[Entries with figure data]
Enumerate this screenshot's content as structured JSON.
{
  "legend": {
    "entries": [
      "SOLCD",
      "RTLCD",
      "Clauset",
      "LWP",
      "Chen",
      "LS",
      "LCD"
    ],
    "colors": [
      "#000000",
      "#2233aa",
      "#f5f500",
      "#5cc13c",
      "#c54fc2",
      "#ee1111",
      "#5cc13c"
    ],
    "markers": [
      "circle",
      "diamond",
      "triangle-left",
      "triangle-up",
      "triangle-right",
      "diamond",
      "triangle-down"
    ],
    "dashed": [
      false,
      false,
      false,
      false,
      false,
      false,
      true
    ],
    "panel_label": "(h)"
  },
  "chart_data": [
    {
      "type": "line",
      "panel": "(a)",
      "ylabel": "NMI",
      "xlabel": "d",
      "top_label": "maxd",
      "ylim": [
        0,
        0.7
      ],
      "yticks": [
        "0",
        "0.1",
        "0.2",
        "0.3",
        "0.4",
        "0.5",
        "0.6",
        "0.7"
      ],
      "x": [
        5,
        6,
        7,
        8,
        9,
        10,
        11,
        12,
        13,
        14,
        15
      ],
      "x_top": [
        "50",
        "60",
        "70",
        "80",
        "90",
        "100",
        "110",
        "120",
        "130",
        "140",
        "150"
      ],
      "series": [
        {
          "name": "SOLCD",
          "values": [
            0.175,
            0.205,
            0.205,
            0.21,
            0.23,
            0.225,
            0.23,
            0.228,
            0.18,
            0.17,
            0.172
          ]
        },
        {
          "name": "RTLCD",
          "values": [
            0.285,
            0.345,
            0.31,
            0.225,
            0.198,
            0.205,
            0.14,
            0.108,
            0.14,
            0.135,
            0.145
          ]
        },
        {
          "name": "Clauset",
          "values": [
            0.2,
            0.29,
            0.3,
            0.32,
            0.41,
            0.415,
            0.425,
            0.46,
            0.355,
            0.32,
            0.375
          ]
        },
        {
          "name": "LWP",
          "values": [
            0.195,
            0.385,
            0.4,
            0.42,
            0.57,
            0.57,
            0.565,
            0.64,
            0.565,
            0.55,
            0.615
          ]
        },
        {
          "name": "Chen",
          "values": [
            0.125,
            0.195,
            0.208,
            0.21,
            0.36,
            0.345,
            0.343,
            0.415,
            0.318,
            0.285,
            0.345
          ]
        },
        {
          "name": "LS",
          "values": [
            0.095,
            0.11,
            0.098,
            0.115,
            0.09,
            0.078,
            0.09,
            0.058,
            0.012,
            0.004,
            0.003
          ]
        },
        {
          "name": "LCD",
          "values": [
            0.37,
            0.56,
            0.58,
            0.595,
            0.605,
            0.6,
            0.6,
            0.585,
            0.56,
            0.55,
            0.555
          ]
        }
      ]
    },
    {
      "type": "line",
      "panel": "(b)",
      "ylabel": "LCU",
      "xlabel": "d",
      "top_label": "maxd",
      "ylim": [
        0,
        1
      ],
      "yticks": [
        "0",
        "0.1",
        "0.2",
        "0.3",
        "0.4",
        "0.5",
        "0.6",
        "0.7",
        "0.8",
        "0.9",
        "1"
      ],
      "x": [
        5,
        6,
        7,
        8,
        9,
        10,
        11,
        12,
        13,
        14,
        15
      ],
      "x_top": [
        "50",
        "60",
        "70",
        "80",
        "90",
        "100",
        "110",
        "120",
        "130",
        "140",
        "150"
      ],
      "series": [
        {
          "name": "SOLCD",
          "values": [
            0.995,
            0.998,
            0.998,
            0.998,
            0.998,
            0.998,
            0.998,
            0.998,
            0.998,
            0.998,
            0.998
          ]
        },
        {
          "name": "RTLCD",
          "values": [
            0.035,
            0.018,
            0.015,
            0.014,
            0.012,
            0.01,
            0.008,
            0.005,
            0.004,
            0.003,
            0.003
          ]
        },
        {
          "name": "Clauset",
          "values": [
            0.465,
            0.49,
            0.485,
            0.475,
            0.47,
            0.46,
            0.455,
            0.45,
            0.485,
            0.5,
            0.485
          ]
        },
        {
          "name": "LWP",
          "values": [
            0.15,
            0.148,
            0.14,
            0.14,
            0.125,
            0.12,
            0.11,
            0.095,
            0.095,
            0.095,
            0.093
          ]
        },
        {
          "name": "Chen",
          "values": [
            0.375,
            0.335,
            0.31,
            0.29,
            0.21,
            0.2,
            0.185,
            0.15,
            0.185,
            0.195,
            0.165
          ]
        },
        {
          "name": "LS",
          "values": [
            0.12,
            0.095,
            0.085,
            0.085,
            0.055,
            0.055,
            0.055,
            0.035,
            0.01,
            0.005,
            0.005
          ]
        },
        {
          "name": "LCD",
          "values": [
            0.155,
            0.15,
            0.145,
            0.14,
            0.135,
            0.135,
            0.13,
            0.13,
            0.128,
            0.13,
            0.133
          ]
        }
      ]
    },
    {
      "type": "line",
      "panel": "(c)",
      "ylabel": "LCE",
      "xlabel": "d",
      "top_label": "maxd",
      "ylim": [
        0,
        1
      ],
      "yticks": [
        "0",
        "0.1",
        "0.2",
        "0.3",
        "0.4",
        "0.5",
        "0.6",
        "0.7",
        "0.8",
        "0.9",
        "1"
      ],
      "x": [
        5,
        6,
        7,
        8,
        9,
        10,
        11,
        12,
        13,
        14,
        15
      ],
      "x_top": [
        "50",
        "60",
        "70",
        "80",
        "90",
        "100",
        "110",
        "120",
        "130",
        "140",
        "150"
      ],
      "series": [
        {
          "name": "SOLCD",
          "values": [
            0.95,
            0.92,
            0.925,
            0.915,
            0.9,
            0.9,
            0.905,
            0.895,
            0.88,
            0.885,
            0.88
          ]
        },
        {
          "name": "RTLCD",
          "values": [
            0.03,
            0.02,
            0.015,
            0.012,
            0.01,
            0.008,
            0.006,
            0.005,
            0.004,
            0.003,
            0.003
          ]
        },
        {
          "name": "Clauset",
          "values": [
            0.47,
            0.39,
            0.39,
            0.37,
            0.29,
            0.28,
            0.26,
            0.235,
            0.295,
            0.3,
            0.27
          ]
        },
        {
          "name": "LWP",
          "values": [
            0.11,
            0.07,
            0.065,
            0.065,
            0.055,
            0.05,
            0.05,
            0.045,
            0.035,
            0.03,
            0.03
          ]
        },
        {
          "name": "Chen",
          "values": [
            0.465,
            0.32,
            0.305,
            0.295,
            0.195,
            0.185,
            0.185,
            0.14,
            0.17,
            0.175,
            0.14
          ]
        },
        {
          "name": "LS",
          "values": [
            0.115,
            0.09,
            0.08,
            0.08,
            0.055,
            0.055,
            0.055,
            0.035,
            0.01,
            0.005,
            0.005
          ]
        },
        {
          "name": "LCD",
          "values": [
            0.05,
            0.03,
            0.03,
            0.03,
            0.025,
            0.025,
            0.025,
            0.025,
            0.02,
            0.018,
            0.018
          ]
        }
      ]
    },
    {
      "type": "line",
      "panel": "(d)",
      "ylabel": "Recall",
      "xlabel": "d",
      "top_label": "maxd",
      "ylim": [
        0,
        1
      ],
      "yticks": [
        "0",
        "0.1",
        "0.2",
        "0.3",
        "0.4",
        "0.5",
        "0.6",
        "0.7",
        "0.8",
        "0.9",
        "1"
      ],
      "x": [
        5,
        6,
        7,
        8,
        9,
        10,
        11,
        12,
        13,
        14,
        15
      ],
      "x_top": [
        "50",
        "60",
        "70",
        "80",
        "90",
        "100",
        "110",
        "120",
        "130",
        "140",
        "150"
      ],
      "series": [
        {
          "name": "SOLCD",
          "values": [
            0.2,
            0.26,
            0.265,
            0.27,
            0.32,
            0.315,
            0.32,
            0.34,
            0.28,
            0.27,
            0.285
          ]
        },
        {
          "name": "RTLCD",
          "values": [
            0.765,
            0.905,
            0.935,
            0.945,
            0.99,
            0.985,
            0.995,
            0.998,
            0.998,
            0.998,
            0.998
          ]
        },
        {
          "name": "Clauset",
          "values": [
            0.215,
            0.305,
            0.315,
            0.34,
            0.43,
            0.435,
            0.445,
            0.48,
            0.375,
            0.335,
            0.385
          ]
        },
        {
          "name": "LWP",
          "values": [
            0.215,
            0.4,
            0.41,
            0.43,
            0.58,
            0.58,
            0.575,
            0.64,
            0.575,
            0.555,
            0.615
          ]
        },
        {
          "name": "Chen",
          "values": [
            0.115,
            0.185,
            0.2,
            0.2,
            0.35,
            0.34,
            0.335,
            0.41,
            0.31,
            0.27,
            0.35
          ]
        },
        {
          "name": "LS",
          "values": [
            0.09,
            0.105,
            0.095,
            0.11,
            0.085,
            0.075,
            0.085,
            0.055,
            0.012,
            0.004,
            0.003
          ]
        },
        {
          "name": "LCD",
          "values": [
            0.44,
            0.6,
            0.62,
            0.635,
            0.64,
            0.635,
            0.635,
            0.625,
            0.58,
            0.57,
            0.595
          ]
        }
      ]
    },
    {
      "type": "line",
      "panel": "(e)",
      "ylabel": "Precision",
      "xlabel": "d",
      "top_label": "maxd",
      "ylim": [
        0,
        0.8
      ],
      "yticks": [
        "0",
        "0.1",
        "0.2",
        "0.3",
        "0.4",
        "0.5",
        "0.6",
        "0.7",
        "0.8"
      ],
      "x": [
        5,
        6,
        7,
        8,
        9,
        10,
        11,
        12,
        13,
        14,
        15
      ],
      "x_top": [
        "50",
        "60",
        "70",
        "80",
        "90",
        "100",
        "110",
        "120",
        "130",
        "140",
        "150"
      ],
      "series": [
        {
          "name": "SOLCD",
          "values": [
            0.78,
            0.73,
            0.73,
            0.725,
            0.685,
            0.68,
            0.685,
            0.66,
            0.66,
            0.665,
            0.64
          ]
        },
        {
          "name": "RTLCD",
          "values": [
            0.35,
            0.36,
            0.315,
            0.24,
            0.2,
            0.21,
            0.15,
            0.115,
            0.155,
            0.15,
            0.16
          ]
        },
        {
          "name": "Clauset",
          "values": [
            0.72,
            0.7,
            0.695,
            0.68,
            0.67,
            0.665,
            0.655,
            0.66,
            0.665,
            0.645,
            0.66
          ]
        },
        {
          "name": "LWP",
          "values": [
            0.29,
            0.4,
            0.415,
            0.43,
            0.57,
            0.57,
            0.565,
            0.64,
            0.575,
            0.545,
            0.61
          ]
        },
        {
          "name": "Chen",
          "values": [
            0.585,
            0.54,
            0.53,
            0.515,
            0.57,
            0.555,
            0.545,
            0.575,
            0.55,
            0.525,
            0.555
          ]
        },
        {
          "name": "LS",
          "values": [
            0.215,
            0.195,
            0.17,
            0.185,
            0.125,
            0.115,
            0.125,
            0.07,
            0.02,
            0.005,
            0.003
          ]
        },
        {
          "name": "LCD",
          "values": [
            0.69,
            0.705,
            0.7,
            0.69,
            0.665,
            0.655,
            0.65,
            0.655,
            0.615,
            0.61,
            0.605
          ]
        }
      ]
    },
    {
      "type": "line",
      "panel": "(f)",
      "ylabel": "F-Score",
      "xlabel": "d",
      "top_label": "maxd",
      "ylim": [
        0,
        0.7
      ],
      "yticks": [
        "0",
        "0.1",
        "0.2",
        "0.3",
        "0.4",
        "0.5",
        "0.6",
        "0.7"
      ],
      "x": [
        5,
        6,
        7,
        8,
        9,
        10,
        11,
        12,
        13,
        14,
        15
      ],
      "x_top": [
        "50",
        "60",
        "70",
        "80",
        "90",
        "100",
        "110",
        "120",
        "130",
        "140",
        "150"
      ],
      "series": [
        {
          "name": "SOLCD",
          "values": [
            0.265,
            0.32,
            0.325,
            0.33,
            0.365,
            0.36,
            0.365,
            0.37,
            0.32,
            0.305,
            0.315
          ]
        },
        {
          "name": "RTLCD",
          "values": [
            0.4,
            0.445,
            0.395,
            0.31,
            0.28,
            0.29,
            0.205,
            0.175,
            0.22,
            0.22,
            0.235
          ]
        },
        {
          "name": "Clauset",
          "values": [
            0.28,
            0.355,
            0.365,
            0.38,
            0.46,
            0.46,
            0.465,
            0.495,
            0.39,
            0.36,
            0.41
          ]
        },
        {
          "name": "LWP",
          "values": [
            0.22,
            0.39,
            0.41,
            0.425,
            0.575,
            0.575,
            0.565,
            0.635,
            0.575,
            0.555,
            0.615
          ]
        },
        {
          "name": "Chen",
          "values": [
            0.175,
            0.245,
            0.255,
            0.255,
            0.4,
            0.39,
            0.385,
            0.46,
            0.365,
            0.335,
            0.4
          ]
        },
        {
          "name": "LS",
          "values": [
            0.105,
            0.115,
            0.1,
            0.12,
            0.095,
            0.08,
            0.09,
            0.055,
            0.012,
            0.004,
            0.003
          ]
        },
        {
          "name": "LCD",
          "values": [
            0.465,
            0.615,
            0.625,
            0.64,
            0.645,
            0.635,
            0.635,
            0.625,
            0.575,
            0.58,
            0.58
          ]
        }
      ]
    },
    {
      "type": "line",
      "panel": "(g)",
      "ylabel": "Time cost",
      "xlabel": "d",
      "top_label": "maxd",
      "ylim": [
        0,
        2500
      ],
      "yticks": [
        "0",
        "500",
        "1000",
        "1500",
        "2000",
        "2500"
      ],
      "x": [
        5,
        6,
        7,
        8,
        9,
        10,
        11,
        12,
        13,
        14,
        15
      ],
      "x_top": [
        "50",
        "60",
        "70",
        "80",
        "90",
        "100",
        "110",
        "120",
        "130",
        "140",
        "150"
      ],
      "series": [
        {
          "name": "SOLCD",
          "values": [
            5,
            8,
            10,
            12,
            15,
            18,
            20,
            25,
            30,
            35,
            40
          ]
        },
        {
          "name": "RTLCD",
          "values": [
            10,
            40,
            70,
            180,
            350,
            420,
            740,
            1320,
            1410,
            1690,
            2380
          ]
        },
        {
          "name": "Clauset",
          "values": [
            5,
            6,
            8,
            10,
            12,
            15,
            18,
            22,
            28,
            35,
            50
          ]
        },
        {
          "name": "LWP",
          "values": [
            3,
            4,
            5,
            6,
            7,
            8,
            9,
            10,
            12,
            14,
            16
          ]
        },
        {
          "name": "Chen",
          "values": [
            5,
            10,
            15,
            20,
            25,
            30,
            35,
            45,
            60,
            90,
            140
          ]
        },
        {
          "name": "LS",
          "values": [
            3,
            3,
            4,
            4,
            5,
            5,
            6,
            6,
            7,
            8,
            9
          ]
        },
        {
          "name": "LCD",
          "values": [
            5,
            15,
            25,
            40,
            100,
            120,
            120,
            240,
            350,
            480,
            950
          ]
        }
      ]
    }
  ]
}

* **SHORT TASK**
Look through the data and show every line containing "triangle".

* **SOLUTION TO THIS TASK**
      "triangle-left",
      "triangle-up",
      "triangle-right",
      "triangle-down"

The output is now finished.